## START

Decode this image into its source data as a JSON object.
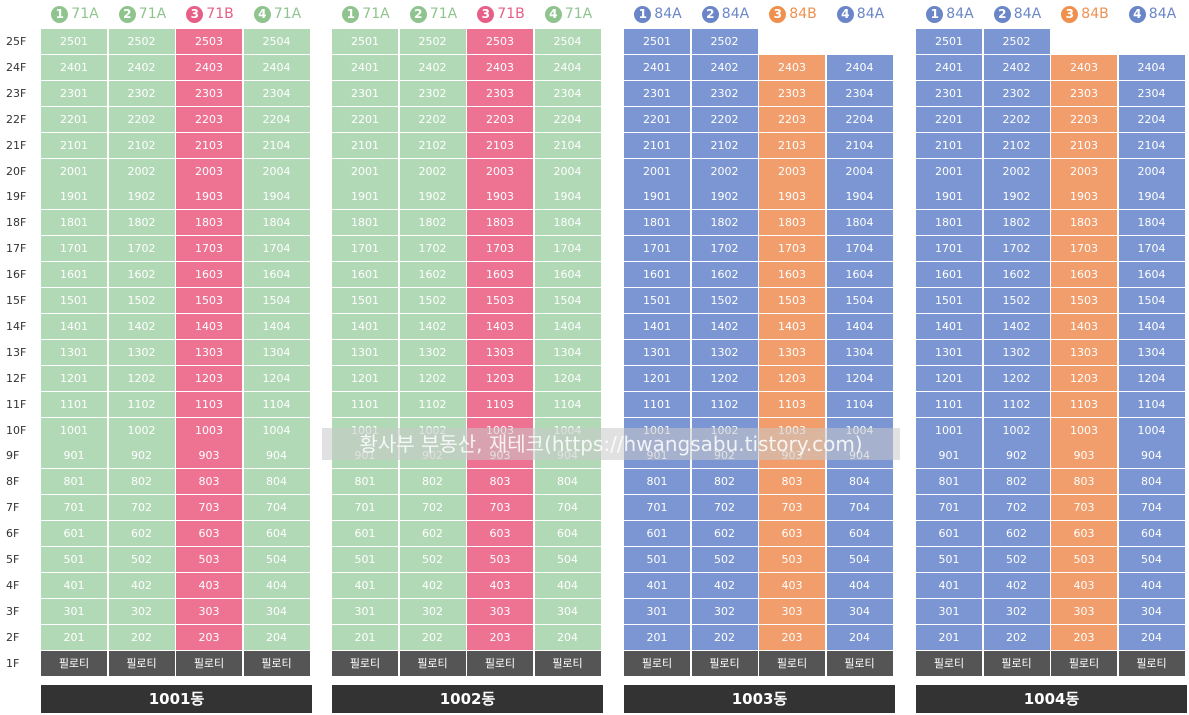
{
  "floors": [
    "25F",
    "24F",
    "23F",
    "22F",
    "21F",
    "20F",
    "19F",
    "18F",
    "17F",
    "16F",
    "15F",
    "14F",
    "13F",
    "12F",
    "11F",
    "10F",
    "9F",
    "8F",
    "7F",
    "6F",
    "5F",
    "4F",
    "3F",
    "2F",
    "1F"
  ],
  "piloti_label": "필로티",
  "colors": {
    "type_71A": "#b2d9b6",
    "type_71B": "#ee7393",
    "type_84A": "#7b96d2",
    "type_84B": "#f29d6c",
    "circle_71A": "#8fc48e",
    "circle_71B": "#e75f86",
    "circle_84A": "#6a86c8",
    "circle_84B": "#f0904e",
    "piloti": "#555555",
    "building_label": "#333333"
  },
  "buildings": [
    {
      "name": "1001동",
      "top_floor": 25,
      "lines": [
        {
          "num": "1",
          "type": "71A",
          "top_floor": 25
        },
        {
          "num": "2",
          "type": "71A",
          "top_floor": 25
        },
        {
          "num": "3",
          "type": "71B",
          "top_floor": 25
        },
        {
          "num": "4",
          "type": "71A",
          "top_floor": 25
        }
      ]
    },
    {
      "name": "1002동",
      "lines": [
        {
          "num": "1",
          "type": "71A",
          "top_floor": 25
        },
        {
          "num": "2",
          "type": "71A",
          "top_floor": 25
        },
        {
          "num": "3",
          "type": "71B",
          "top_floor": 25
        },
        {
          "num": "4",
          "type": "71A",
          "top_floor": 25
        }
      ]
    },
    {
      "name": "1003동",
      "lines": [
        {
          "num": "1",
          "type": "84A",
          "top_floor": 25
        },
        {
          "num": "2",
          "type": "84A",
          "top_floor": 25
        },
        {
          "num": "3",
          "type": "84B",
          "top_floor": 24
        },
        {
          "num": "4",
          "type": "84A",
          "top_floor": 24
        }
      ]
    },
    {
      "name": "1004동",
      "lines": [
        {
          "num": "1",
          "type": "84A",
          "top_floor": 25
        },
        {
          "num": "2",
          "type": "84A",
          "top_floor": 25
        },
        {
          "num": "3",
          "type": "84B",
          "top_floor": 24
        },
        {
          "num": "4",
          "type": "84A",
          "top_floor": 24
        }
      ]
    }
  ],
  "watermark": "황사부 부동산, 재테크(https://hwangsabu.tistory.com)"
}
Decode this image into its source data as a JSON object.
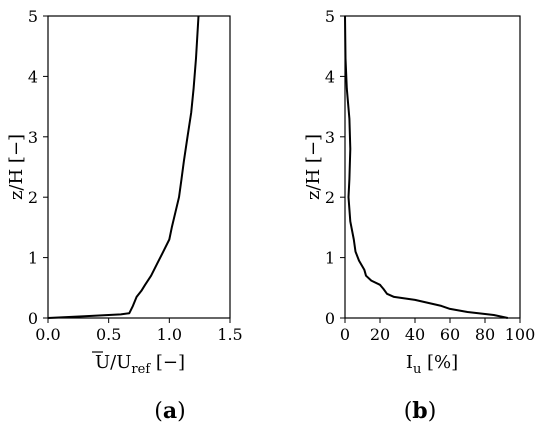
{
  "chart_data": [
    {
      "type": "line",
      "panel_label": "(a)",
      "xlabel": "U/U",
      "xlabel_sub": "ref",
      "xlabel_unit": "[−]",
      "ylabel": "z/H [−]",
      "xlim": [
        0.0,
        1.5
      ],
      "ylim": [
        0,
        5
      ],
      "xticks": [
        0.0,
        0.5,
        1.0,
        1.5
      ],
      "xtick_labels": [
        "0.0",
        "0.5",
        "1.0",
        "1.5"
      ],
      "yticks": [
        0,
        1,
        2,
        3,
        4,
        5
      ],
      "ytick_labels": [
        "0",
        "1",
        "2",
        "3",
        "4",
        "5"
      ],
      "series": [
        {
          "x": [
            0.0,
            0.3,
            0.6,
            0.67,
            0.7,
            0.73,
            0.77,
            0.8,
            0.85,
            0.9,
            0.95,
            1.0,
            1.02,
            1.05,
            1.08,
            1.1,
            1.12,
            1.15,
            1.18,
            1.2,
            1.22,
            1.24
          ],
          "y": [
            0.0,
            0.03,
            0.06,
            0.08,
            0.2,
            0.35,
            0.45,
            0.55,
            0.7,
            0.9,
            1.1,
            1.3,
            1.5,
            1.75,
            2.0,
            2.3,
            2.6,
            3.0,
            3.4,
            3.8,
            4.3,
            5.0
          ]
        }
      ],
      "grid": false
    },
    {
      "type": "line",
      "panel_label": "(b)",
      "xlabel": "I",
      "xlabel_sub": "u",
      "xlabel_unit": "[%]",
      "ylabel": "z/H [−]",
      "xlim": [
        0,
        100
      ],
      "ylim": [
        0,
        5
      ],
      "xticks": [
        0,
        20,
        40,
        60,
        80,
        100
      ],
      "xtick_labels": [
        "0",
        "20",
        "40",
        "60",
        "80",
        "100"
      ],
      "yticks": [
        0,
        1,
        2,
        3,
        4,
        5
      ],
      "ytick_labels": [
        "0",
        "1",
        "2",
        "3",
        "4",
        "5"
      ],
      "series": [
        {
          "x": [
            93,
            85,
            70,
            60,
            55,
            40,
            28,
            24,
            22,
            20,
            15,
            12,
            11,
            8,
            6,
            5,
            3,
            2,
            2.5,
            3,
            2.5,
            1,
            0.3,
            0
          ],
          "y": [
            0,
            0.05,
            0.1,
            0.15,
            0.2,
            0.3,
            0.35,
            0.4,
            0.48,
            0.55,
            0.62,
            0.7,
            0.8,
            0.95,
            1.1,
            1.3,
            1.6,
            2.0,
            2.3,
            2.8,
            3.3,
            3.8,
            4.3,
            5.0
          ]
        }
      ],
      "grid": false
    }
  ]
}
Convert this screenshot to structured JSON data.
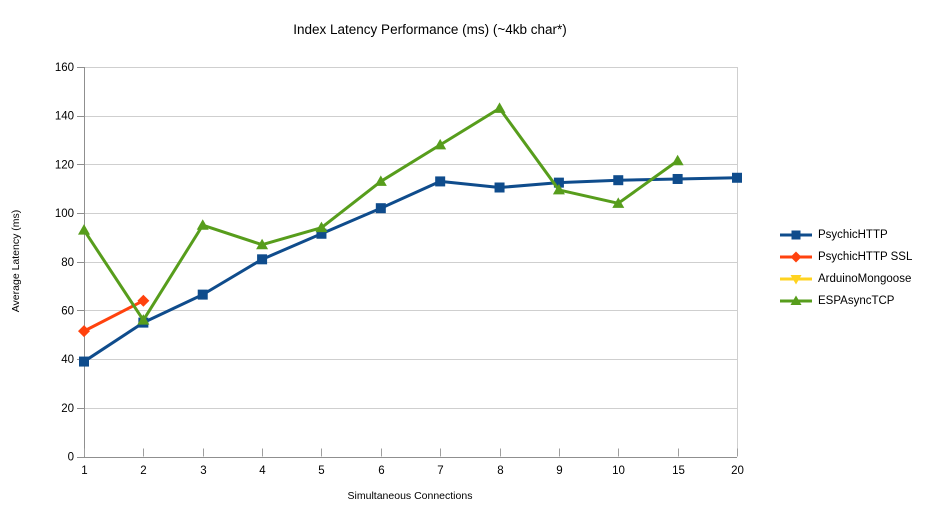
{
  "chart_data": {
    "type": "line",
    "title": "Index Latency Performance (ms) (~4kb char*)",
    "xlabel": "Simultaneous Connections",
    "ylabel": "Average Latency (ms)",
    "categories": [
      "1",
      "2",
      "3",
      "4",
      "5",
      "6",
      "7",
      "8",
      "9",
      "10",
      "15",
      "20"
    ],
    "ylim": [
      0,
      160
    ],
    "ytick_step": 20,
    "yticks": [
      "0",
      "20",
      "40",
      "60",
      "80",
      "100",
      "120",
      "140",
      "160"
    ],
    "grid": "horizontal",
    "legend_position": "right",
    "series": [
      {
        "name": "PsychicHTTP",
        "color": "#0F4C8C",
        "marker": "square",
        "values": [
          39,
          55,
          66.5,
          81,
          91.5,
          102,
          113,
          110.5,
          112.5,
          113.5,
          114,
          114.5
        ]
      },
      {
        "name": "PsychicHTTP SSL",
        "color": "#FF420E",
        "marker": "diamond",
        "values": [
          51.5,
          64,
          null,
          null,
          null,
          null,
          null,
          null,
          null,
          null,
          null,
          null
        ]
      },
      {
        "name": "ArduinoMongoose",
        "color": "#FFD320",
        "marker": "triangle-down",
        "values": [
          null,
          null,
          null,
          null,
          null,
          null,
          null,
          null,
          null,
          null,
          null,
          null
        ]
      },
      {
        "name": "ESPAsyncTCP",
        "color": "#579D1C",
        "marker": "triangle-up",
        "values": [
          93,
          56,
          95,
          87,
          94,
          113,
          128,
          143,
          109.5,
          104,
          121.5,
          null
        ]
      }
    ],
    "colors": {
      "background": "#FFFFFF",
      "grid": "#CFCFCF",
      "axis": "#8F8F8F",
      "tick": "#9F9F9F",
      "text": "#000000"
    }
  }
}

## END

Exercise task:
From the data above, write out everything exactly except the pictures.

Answer to the task:
Decode this image into its source data as a JSON object.
{
  "floors": [
    "25F",
    "24F",
    "23F",
    "22F",
    "21F",
    "20F",
    "19F",
    "18F",
    "17F",
    "16F",
    "15F",
    "14F",
    "13F",
    "12F",
    "11F",
    "10F",
    "9F",
    "8F",
    "7F",
    "6F",
    "5F",
    "4F",
    "3F",
    "2F",
    "1F"
  ],
  "piloti_label": "필로티",
  "colors": {
    "type_71A": "#b2d9b6",
    "type_71B": "#ee7393",
    "type_84A": "#7b96d2",
    "type_84B": "#f29d6c",
    "circle_71A": "#8fc48e",
    "circle_71B": "#e75f86",
    "circle_84A": "#6a86c8",
    "circle_84B": "#f0904e",
    "piloti": "#555555",
    "building_label": "#333333"
  },
  "buildings": [
    {
      "name": "1001동",
      "top_floor": 25,
      "lines": [
        {
          "num": "1",
          "type": "71A",
          "top_floor": 25
        },
        {
          "num": "2",
          "type": "71A",
          "top_floor": 25
        },
        {
          "num": "3",
          "type": "71B",
          "top_floor": 25
        },
        {
          "num": "4",
          "type": "71A",
          "top_floor": 25
        }
      ]
    },
    {
      "name": "1002동",
      "lines": [
        {
          "num": "1",
          "type": "71A",
          "top_floor": 25
        },
        {
          "num": "2",
          "type": "71A",
          "top_floor": 25
        },
        {
          "num": "3",
          "type": "71B",
          "top_floor": 25
        },
        {
          "num": "4",
          "type": "71A",
          "top_floor": 25
        }
      ]
    },
    {
      "name": "1003동",
      "lines": [
        {
          "num": "1",
          "type": "84A",
          "top_floor": 25
        },
        {
          "num": "2",
          "type": "84A",
          "top_floor": 25
        },
        {
          "num": "3",
          "type": "84B",
          "top_floor": 24
        },
        {
          "num": "4",
          "type": "84A",
          "top_floor": 24
        }
      ]
    },
    {
      "name": "1004동",
      "lines": [
        {
          "num": "1",
          "type": "84A",
          "top_floor": 25
        },
        {
          "num": "2",
          "type": "84A",
          "top_floor": 25
        },
        {
          "num": "3",
          "type": "84B",
          "top_floor": 24
        },
        {
          "num": "4",
          "type": "84A",
          "top_floor": 24
        }
      ]
    }
  ],
  "watermark": "황사부 부동산, 재테크(https://hwangsabu.tistory.com)"
}
Decode this image into its source data as a JSON object.
{
  "chart_data": [
    {
      "type": "line",
      "panel_label": "(a)",
      "xlabel": "U/U",
      "xlabel_sub": "ref",
      "xlabel_unit": "[−]",
      "ylabel": "z/H [−]",
      "xlim": [
        0.0,
        1.5
      ],
      "ylim": [
        0,
        5
      ],
      "xticks": [
        0.0,
        0.5,
        1.0,
        1.5
      ],
      "xtick_labels": [
        "0.0",
        "0.5",
        "1.0",
        "1.5"
      ],
      "yticks": [
        0,
        1,
        2,
        3,
        4,
        5
      ],
      "ytick_labels": [
        "0",
        "1",
        "2",
        "3",
        "4",
        "5"
      ],
      "series": [
        {
          "x": [
            0.0,
            0.3,
            0.6,
            0.67,
            0.7,
            0.73,
            0.77,
            0.8,
            0.85,
            0.9,
            0.95,
            1.0,
            1.02,
            1.05,
            1.08,
            1.1,
            1.12,
            1.15,
            1.18,
            1.2,
            1.22,
            1.24
          ],
          "y": [
            0.0,
            0.03,
            0.06,
            0.08,
            0.2,
            0.35,
            0.45,
            0.55,
            0.7,
            0.9,
            1.1,
            1.3,
            1.5,
            1.75,
            2.0,
            2.3,
            2.6,
            3.0,
            3.4,
            3.8,
            4.3,
            5.0
          ]
        }
      ],
      "grid": false
    },
    {
      "type": "line",
      "panel_label": "(b)",
      "xlabel": "I",
      "xlabel_sub": "u",
      "xlabel_unit": "[%]",
      "ylabel": "z/H [−]",
      "xlim": [
        0,
        100
      ],
      "ylim": [
        0,
        5
      ],
      "xticks": [
        0,
        20,
        40,
        60,
        80,
        100
      ],
      "xtick_labels": [
        "0",
        "20",
        "40",
        "60",
        "80",
        "100"
      ],
      "yticks": [
        0,
        1,
        2,
        3,
        4,
        5
      ],
      "ytick_labels": [
        "0",
        "1",
        "2",
        "3",
        "4",
        "5"
      ],
      "series": [
        {
          "x": [
            93,
            85,
            70,
            60,
            55,
            40,
            28,
            24,
            22,
            20,
            15,
            12,
            11,
            8,
            6,
            5,
            3,
            2,
            2.5,
            3,
            2.5,
            1,
            0.3,
            0
          ],
          "y": [
            0,
            0.05,
            0.1,
            0.15,
            0.2,
            0.3,
            0.35,
            0.4,
            0.48,
            0.55,
            0.62,
            0.7,
            0.8,
            0.95,
            1.1,
            1.3,
            1.6,
            2.0,
            2.3,
            2.8,
            3.3,
            3.8,
            4.3,
            5.0
          ]
        }
      ],
      "grid": false
    }
  ]
}
Convert this screenshot to structured JSON data.
{
  "chart_data": {
    "type": "line",
    "title": "Index Latency Performance (ms) (~4kb char*)",
    "xlabel": "Simultaneous Connections",
    "ylabel": "Average Latency (ms)",
    "categories": [
      "1",
      "2",
      "3",
      "4",
      "5",
      "6",
      "7",
      "8",
      "9",
      "10",
      "15",
      "20"
    ],
    "ylim": [
      0,
      160
    ],
    "ytick_step": 20,
    "yticks": [
      "0",
      "20",
      "40",
      "60",
      "80",
      "100",
      "120",
      "140",
      "160"
    ],
    "grid": "horizontal",
    "legend_position": "right",
    "series": [
      {
        "name": "PsychicHTTP",
        "color": "#0F4C8C",
        "marker": "square",
        "values": [
          39,
          55,
          66.5,
          81,
          91.5,
          102,
          113,
          110.5,
          112.5,
          113.5,
          114,
          114.5
        ]
      },
      {
        "name": "PsychicHTTP SSL",
        "color": "#FF420E",
        "marker": "diamond",
        "values": [
          51.5,
          64,
          null,
          null,
          null,
          null,
          null,
          null,
          null,
          null,
          null,
          null
        ]
      },
      {
        "name": "ArduinoMongoose",
        "color": "#FFD320",
        "marker": "triangle-down",
        "values": [
          null,
          null,
          null,
          null,
          null,
          null,
          null,
          null,
          null,
          null,
          null,
          null
        ]
      },
      {
        "name": "ESPAsyncTCP",
        "color": "#579D1C",
        "marker": "triangle-up",
        "values": [
          93,
          56,
          95,
          87,
          94,
          113,
          128,
          143,
          109.5,
          104,
          121.5,
          null
        ]
      }
    ],
    "colors": {
      "background": "#FFFFFF",
      "grid": "#CFCFCF",
      "axis": "#8F8F8F",
      "tick": "#9F9F9F",
      "text": "#000000"
    }
  }
}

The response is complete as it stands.